Lines containing the word "title" are the ones to copy from the records below.

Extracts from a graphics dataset
□ □ □ □

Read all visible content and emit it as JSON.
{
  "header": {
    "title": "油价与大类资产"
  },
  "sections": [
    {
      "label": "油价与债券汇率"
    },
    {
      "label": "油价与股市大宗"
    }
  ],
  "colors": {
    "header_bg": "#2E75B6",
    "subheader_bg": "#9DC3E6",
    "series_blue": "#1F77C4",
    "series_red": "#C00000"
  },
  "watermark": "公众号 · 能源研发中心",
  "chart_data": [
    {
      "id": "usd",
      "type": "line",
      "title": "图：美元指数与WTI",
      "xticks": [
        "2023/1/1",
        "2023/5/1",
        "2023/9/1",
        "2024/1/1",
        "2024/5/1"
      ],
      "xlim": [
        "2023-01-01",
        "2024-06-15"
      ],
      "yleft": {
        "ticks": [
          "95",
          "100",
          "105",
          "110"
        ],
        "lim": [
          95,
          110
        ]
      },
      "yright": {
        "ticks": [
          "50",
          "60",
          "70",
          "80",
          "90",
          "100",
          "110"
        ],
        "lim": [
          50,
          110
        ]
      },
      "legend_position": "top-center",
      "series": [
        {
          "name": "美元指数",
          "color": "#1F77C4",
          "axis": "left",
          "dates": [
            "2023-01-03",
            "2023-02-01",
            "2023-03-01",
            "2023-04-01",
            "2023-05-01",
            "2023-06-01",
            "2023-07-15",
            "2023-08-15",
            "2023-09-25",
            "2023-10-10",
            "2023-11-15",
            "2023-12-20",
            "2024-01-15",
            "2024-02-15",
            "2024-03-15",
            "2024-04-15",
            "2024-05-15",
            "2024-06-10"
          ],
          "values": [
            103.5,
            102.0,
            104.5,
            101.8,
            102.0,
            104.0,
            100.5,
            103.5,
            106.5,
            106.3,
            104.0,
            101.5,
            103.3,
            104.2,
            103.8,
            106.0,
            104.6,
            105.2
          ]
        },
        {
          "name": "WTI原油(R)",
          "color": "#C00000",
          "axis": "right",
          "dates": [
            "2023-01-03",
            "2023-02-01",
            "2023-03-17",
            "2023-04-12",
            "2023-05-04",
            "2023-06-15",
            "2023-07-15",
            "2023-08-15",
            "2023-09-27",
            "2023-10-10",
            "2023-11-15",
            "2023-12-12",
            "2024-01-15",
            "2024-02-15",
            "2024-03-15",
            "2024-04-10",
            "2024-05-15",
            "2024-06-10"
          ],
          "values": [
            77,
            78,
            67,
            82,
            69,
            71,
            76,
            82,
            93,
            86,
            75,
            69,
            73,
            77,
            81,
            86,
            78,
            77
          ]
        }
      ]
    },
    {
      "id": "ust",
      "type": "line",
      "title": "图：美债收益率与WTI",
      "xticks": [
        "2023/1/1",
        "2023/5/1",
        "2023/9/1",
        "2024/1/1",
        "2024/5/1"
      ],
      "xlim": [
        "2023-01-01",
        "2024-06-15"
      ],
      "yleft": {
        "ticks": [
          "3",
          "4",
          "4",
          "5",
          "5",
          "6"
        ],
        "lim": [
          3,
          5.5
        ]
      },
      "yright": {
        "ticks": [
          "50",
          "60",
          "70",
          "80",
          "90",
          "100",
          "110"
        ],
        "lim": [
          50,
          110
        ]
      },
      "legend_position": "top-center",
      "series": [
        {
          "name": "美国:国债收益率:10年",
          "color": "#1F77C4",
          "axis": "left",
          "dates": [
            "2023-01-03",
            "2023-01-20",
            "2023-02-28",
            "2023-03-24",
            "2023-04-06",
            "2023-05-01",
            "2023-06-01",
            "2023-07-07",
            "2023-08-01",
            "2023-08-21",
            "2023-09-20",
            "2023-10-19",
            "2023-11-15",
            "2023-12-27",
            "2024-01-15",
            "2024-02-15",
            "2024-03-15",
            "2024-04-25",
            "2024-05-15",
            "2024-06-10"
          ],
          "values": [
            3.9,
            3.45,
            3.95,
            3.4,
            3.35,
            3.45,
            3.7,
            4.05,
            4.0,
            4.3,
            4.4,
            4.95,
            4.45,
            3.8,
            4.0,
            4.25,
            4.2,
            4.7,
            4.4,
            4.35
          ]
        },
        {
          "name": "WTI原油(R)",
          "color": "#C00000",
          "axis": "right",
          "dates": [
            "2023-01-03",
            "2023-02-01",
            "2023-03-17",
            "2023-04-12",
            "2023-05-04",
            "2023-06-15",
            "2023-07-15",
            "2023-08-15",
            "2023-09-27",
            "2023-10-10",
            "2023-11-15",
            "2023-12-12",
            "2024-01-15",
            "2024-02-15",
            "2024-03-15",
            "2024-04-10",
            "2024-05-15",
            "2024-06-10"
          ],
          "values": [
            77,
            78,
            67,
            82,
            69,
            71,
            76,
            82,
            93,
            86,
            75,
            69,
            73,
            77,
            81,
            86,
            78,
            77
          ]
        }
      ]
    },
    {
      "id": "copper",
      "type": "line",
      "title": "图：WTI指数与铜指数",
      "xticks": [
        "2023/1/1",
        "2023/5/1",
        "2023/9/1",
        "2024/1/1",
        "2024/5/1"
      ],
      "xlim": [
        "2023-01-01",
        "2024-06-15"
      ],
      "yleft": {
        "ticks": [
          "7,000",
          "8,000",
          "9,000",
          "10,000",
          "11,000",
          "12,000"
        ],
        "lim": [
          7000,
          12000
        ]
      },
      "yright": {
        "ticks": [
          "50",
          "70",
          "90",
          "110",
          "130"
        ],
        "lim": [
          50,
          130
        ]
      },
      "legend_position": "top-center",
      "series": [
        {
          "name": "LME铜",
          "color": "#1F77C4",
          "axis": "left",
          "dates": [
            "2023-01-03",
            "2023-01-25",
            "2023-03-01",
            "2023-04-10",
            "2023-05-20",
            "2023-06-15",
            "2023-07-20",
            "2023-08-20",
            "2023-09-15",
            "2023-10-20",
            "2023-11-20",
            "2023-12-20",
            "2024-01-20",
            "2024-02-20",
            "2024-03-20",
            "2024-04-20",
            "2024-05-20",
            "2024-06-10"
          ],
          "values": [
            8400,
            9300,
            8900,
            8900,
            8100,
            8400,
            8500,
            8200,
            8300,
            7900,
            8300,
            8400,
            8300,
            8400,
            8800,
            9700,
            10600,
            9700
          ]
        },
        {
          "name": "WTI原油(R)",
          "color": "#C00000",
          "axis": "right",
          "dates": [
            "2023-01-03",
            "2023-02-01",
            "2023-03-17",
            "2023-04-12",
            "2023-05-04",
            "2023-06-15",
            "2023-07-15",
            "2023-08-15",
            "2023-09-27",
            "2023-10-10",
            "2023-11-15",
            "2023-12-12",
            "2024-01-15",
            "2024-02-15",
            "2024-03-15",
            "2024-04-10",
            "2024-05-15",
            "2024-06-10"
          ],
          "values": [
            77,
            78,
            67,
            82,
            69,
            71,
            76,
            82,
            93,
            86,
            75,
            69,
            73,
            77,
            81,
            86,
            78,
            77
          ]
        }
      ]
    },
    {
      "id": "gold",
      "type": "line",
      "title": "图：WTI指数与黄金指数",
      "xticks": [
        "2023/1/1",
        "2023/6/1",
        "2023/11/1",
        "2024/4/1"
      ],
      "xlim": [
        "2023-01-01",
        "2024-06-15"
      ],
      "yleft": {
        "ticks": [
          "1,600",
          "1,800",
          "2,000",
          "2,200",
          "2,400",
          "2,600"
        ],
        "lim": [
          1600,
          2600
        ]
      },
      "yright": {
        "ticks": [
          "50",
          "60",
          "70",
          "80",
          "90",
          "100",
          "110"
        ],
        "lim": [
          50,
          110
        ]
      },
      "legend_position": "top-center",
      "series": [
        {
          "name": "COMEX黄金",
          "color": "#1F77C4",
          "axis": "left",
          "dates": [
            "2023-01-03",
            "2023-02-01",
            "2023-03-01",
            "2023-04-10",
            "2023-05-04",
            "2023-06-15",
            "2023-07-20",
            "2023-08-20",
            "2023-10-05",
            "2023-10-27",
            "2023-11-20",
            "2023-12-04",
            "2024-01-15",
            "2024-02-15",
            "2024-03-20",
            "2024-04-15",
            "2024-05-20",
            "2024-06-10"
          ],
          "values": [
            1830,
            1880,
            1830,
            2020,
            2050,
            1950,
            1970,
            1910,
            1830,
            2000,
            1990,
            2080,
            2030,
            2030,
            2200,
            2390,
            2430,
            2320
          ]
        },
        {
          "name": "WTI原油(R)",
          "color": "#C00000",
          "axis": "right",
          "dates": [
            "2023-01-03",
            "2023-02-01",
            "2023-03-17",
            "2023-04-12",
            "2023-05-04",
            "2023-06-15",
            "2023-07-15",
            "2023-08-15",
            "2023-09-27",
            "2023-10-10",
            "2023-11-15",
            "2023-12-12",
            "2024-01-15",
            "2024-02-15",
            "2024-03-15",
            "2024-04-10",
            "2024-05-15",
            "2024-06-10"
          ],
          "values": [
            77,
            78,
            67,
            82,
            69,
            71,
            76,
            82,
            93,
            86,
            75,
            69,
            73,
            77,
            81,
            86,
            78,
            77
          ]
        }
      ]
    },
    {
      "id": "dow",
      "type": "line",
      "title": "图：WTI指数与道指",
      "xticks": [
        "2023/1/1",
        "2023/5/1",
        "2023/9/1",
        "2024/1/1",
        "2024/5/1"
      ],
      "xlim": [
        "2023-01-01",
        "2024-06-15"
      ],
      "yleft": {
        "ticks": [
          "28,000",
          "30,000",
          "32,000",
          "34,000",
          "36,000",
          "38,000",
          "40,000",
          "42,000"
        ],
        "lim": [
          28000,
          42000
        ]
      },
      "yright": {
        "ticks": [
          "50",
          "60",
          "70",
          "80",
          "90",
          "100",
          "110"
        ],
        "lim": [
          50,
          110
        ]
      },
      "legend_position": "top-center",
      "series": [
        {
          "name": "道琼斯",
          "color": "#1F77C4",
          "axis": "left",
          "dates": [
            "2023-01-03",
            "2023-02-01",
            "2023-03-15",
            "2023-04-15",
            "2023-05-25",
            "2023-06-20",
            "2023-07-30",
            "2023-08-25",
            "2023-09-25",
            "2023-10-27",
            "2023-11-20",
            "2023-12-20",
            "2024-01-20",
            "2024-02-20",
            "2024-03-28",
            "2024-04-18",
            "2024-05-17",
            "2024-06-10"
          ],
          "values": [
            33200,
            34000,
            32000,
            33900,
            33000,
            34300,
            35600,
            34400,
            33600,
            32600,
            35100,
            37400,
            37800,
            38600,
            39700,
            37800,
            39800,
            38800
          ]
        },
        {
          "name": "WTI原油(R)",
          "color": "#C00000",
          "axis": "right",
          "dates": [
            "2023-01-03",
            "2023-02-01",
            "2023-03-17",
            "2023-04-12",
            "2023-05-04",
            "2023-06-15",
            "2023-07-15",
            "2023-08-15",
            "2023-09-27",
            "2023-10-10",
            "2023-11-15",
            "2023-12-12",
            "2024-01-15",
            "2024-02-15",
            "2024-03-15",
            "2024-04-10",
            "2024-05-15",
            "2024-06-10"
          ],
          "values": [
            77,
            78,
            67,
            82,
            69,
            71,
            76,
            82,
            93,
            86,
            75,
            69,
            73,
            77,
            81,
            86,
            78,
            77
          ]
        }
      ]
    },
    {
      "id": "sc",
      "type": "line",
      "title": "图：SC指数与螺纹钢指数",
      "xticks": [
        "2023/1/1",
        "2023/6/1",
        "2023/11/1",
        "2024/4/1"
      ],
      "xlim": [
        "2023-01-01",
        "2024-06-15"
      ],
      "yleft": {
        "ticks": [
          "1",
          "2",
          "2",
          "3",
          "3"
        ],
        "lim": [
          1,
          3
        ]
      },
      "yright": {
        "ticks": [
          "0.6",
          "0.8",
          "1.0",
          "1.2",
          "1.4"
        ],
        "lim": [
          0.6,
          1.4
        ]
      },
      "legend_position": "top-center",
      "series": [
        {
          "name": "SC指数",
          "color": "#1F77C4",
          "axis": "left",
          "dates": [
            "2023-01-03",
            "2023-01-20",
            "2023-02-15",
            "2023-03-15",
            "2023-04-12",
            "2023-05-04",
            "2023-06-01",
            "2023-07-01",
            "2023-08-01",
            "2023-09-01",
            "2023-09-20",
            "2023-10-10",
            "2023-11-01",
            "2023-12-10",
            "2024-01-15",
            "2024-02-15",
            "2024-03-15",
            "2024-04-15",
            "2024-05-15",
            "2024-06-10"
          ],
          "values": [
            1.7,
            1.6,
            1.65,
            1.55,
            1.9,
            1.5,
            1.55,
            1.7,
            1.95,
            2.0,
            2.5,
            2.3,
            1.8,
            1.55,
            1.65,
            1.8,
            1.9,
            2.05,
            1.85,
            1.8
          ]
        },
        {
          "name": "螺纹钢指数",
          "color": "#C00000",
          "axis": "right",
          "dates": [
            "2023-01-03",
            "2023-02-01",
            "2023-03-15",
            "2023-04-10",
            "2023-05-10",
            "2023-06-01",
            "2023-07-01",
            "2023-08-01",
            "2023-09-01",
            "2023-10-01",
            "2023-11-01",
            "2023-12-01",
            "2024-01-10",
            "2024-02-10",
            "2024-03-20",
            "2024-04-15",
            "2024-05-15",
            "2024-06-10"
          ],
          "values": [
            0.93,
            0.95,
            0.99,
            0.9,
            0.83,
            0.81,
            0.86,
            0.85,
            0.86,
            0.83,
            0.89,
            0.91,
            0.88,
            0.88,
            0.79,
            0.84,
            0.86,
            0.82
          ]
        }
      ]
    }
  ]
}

□ □ □ □

> **Completed exercise**:
    "title": "油价与大类资产"
      "title": "图：美元指数与WTI",
      "title": "图：美债收益率与WTI",
      "title": "图：WTI指数与铜指数",
      "title": "图：WTI指数与黄金指数",
      "title": "图：WTI指数与道指",
      "title": "图：SC指数与螺纹钢指数",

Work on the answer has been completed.